▸ **Instructions for the task**
Answer with one number only: the number of lines that contain "Packaging".

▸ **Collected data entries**
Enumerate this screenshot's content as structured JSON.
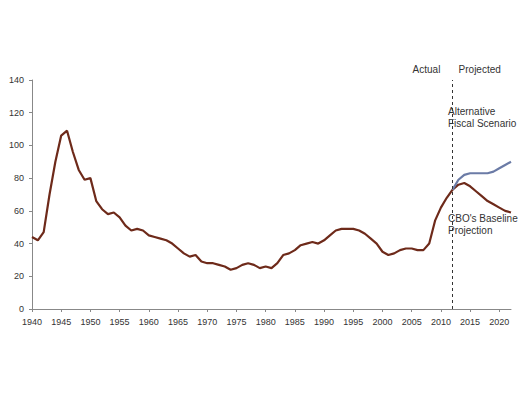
{
  "chart_data": {
    "type": "line",
    "x": [
      1940,
      1941,
      1942,
      1943,
      1944,
      1945,
      1946,
      1947,
      1948,
      1949,
      1950,
      1951,
      1952,
      1953,
      1954,
      1955,
      1956,
      1957,
      1958,
      1959,
      1960,
      1961,
      1962,
      1963,
      1964,
      1965,
      1966,
      1967,
      1968,
      1969,
      1970,
      1971,
      1972,
      1973,
      1974,
      1975,
      1976,
      1977,
      1978,
      1979,
      1980,
      1981,
      1982,
      1983,
      1984,
      1985,
      1986,
      1987,
      1988,
      1989,
      1990,
      1991,
      1992,
      1993,
      1994,
      1995,
      1996,
      1997,
      1998,
      1999,
      2000,
      2001,
      2002,
      2003,
      2004,
      2005,
      2006,
      2007,
      2008,
      2009,
      2010,
      2011,
      2012,
      2013,
      2014,
      2015,
      2016,
      2017,
      2018,
      2019,
      2020,
      2021,
      2022
    ],
    "series": [
      {
        "color": "#6e2a1a",
        "values": [
          44,
          42,
          47,
          70,
          90,
          106,
          109,
          96,
          85,
          79,
          80,
          66,
          61,
          58,
          59,
          56,
          51,
          48,
          49,
          48,
          45,
          44,
          43,
          42,
          40,
          37,
          34,
          32,
          33,
          29,
          28,
          28,
          27,
          26,
          24,
          25,
          27,
          28,
          27,
          25,
          26,
          25,
          28,
          33,
          34,
          36,
          39,
          40,
          41,
          40,
          42,
          45,
          48,
          49,
          49,
          49,
          48,
          46,
          43,
          40,
          35,
          33,
          34,
          36,
          37,
          37,
          36,
          36,
          40,
          54,
          62,
          68,
          73,
          null,
          null,
          null,
          null,
          null,
          null,
          null,
          null,
          null,
          null
        ]
      },
      {
        "name": "CBO's Baseline Projection",
        "color": "#6e2a1a",
        "values": [
          null,
          null,
          null,
          null,
          null,
          null,
          null,
          null,
          null,
          null,
          null,
          null,
          null,
          null,
          null,
          null,
          null,
          null,
          null,
          null,
          null,
          null,
          null,
          null,
          null,
          null,
          null,
          null,
          null,
          null,
          null,
          null,
          null,
          null,
          null,
          null,
          null,
          null,
          null,
          null,
          null,
          null,
          null,
          null,
          null,
          null,
          null,
          null,
          null,
          null,
          null,
          null,
          null,
          null,
          null,
          null,
          null,
          null,
          null,
          null,
          null,
          null,
          null,
          null,
          null,
          null,
          null,
          null,
          null,
          null,
          null,
          null,
          73,
          76,
          77,
          75,
          72,
          69,
          66,
          64,
          62,
          60,
          59
        ]
      },
      {
        "name": "Alternative Fiscal Scenario",
        "color": "#6b7ba6",
        "values": [
          null,
          null,
          null,
          null,
          null,
          null,
          null,
          null,
          null,
          null,
          null,
          null,
          null,
          null,
          null,
          null,
          null,
          null,
          null,
          null,
          null,
          null,
          null,
          null,
          null,
          null,
          null,
          null,
          null,
          null,
          null,
          null,
          null,
          null,
          null,
          null,
          null,
          null,
          null,
          null,
          null,
          null,
          null,
          null,
          null,
          null,
          null,
          null,
          null,
          null,
          null,
          null,
          null,
          null,
          null,
          null,
          null,
          null,
          null,
          null,
          null,
          null,
          null,
          null,
          null,
          null,
          null,
          null,
          null,
          null,
          null,
          null,
          73,
          79,
          82,
          83,
          83,
          83,
          83,
          84,
          86,
          88,
          90
        ]
      }
    ],
    "divider": 2012,
    "annotations": [
      "Actual",
      "Projected"
    ],
    "xlim": [
      1940,
      2022
    ],
    "xticks": [
      1940,
      1945,
      1950,
      1955,
      1960,
      1965,
      1970,
      1975,
      1980,
      1985,
      1990,
      1995,
      2000,
      2005,
      2010,
      2015,
      2020
    ],
    "ylim": [
      0,
      140
    ],
    "yticks": [
      0,
      20,
      40,
      60,
      80,
      100,
      120,
      140
    ],
    "grid": false
  }
}
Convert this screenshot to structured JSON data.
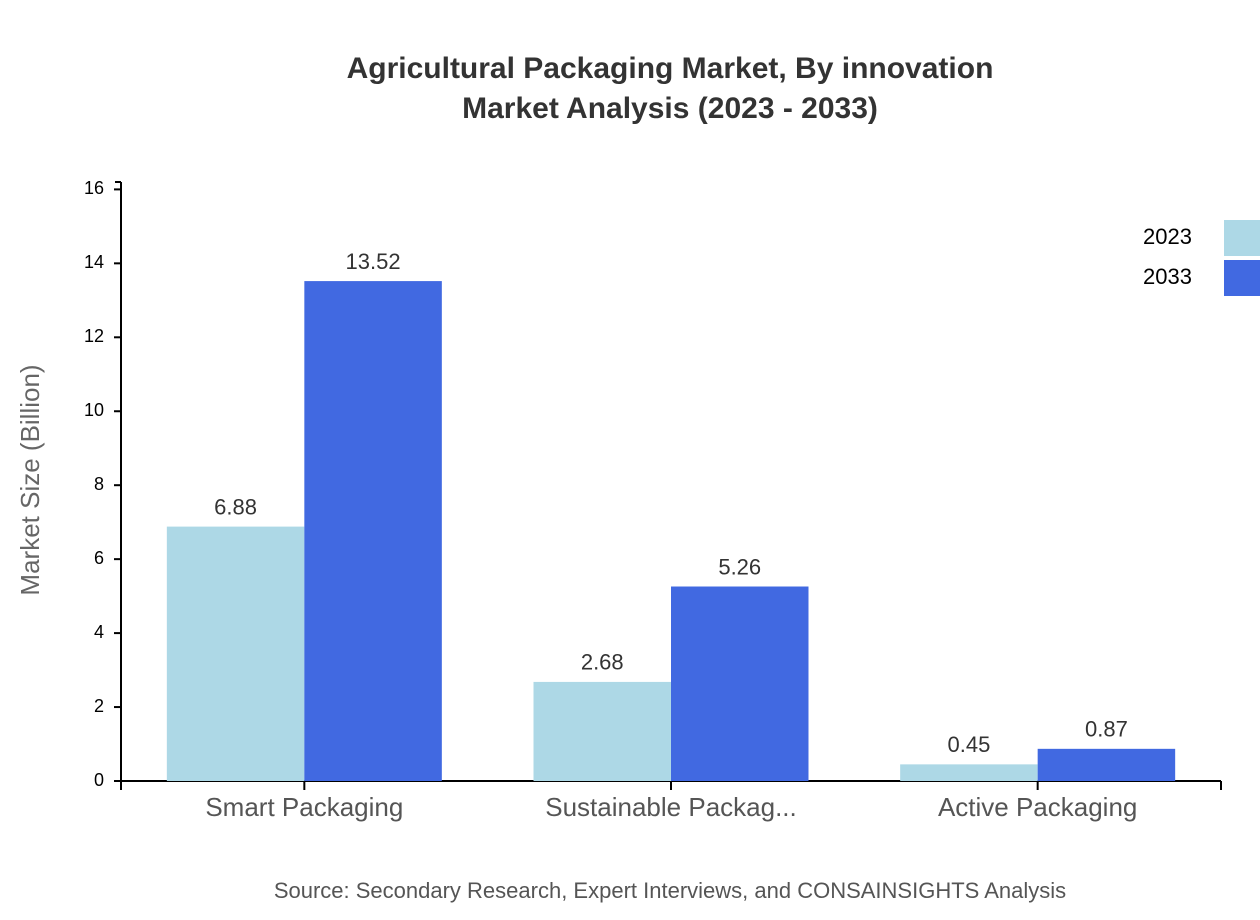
{
  "chart_data": {
    "type": "bar",
    "title": "Agricultural Packaging Market, By innovation",
    "subtitle": "Market Analysis (2023 - 2033)",
    "y_label": "Market Size (Billion)",
    "source": "Source: Secondary Research, Expert Interviews, and CONSAINSIGHTS Analysis",
    "categories": [
      "Smart Packaging",
      "Sustainable Packag...",
      "Active Packaging"
    ],
    "series": [
      {
        "name": "2023",
        "color": "#add8e6",
        "values": [
          6.88,
          2.68,
          0.45
        ]
      },
      {
        "name": "2033",
        "color": "#4169e1",
        "values": [
          13.52,
          5.26,
          0.87
        ]
      }
    ],
    "ylim": [
      0,
      16.2
    ],
    "yticks": [
      0,
      2,
      4,
      6,
      8,
      10,
      12,
      14,
      16
    ],
    "legend": "top-right"
  }
}
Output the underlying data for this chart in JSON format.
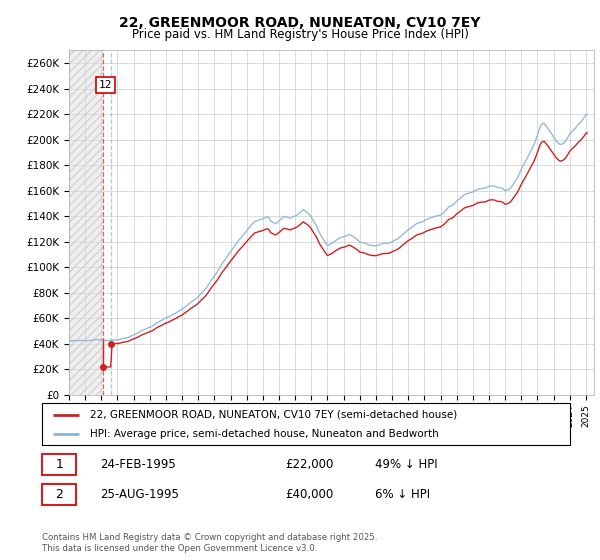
{
  "title": "22, GREENMOOR ROAD, NUNEATON, CV10 7EY",
  "subtitle": "Price paid vs. HM Land Registry's House Price Index (HPI)",
  "ylim": [
    0,
    270000
  ],
  "yticks": [
    0,
    20000,
    40000,
    60000,
    80000,
    100000,
    120000,
    140000,
    160000,
    180000,
    200000,
    220000,
    240000,
    260000
  ],
  "ytick_labels": [
    "£0",
    "£20K",
    "£40K",
    "£60K",
    "£80K",
    "£100K",
    "£120K",
    "£140K",
    "£160K",
    "£180K",
    "£200K",
    "£220K",
    "£240K",
    "£260K"
  ],
  "hpi_color": "#88b4d8",
  "price_color": "#cc2222",
  "bg_color": "#ffffff",
  "grid_color": "#cccccc",
  "sale1_year": 1995.12,
  "sale1_price": 22000,
  "sale2_year": 1995.62,
  "sale2_price": 40000,
  "legend_line1": "22, GREENMOOR ROAD, NUNEATON, CV10 7EY (semi-detached house)",
  "legend_line2": "HPI: Average price, semi-detached house, Nuneaton and Bedworth",
  "table_row1": [
    "1",
    "24-FEB-1995",
    "£22,000",
    "49% ↓ HPI"
  ],
  "table_row2": [
    "2",
    "25-AUG-1995",
    "£40,000",
    "6% ↓ HPI"
  ],
  "footer": "Contains HM Land Registry data © Crown copyright and database right 2025.\nThis data is licensed under the Open Government Licence v3.0.",
  "xmin": 1993.0,
  "xmax": 2025.5
}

▸ **Response to this exercise**
3